◆ **TASK GOAL**:
Look for the string "denoted" in every line, and copy each line that has it.
------------------------
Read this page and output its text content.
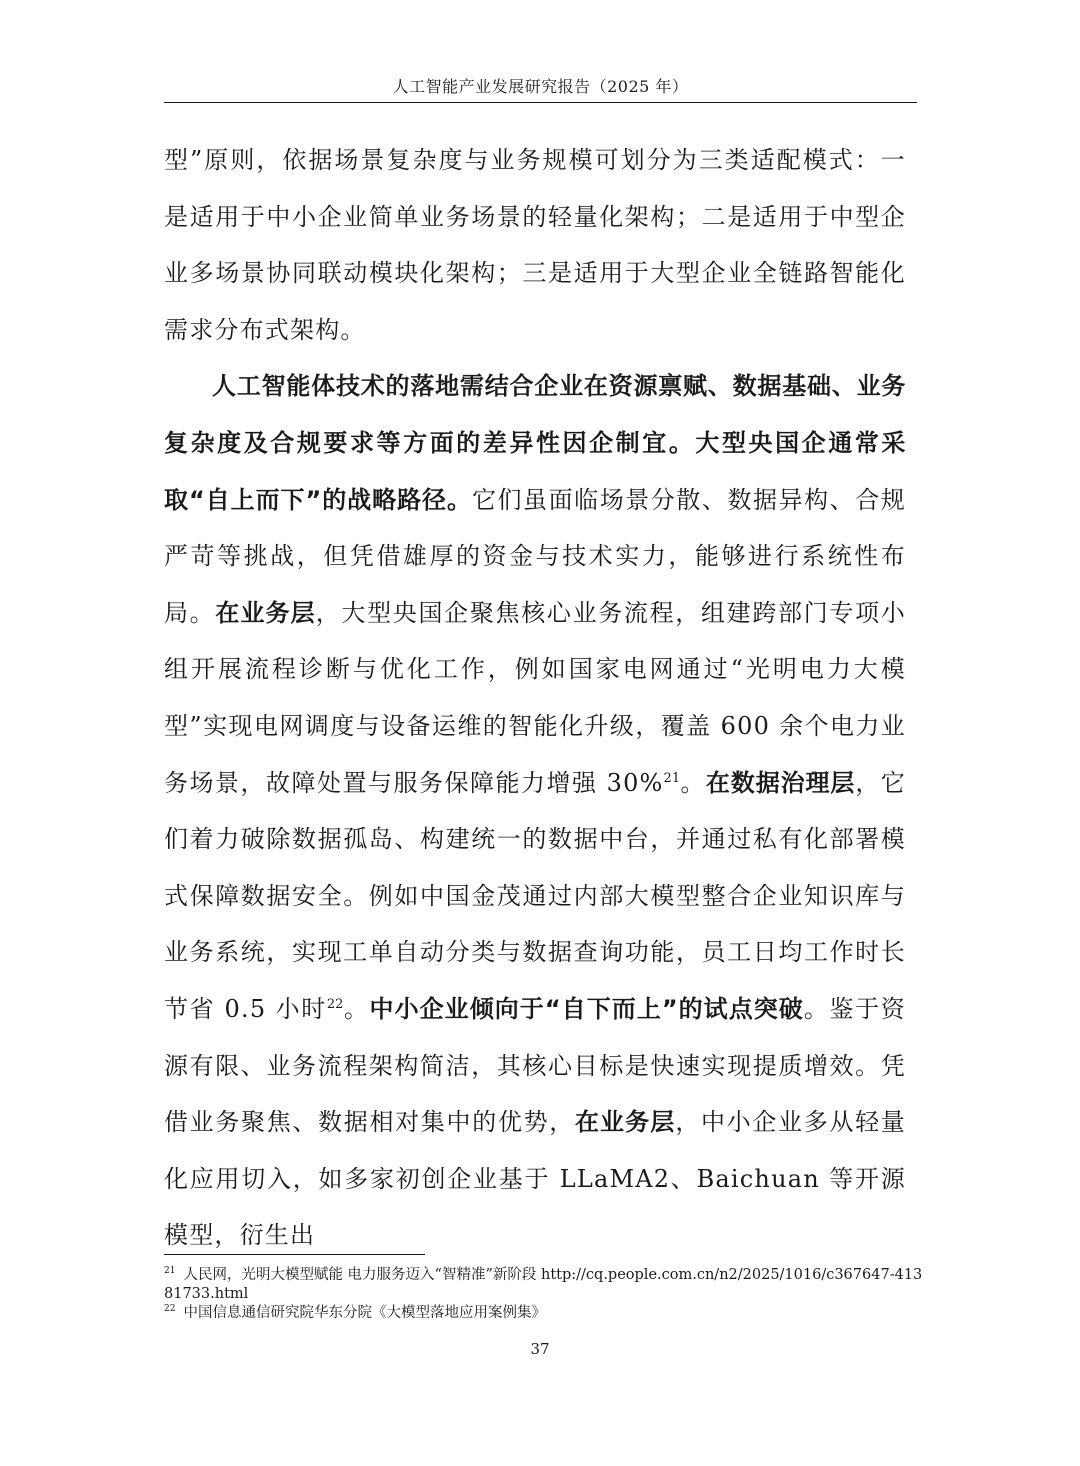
人工智能产业发展研究报告（2025 年）

型”原则，依据场景复杂度与业务规模可划分为三类适配模式：一是适用于中小企业简单业务场景的轻量化架构；二是适用于中型企业多场景协同联动模块化架构；三是适用于大型企业全链路智能化需求分布式架构。

人工智能体技术的落地需结合企业在资源禀赋、数据基础、业务复杂度及合规要求等方面的差异性因企制宜。大型央国企通常采取“自上而下”的战略路径。它们虽面临场景分散、数据异构、合规严苛等挑战，但凭借雄厚的资金与技术实力，能够进行系统性布局。在业务层，大型央国企聚焦核心业务流程，组建跨部门专项小组开展流程诊断与优化工作，例如国家电网通过“光明电力大模型”实现电网调度与设备运维的智能化升级，覆盖 600 余个电力业务场景，故障处置与服务保障能力增强 30%$^{21}$。在数据治理层，它们着力破除数据孤岛、构建统一的数据中台，并通过私有化部署模式保障数据安全。例如中国金茂通过内部大模型整合企业知识库与业务系统，实现工单自动分类与数据查询功能，员工日均工作时长节省 0.5 小时$^{22}$。中小企业倾向于“自下而上”的试点突破。鉴于资源有限、业务流程架构简洁，其核心目标是快速实现提质增效。凭借业务聚焦、数据相对集中的优势，在业务层，中小企业多从轻量化应用切入，如多家初创企业基于 LLaMA2、Baichuan 等开源模型，衍生出

$^{21}$ 人民网，光明大模型赋能 电力服务迈入“智精准”新阶段 http://cq.people.com.cn/n2/2025/1016/c367647-41381733.html
$^{22}$ 中国信息通信研究院华东分院《大模型落地应用案例集》
37
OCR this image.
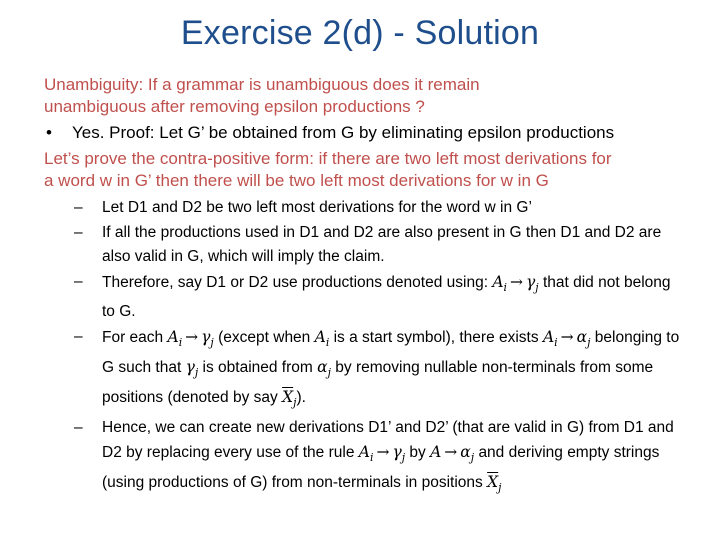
Exercise 2(d) - Solution

Unambiguity: If a grammar is unambiguous does it remain

unambiguous after removing epsilon productions ?

• Yes. Proof: Let G’ be obtained from G by eliminating epsilon productions

Let’s prove the contra-positive form: if there are two left most derivations for

a word w in G’ then there will be two left most derivations for w in G

– Let D1 and D2 be two left most derivations for the word w in G’
– If all the productions used in D1 and D2 are also present in G then D1 and D2 are also valid in G, which will imply the claim.
– Therefore, say D1 or D2 use productions denoted using: $A_i \to \gamma_j$ that did not belong to G.
– For each $A_i \to \gamma_j$ (except when $A_i$ is a start symbol), there exists $A_i \to \alpha_j$ belonging to G such that $\gamma_j$ is obtained from $\alpha_j$ by removing nullable non-terminals from some positions (denoted by say $\overline{X}_j$).
– Hence, we can create new derivations D1’ and D2’ (that are valid in G) from D1 and D2 by replacing every use of the rule $A_i \to \gamma_j$ by $A \to \alpha_j$ and deriving empty strings (using productions of G) from non-terminals in positions $\overline{X}_j$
------------------------
◆ **EXPECTED ANSWER**:
– Therefore, say D1 or D2 use productions denoted using: $A_i \to \gamma_j$ that did not belong to G.
– For each $A_i \to \gamma_j$ (except when $A_i$ is a start symbol), there exists $A_i \to \alpha_j$ belonging to G such that $\gamma_j$ is obtained from $\alpha_j$ by removing nullable non-terminals from some positions (denoted by say $\overline{X}_j$).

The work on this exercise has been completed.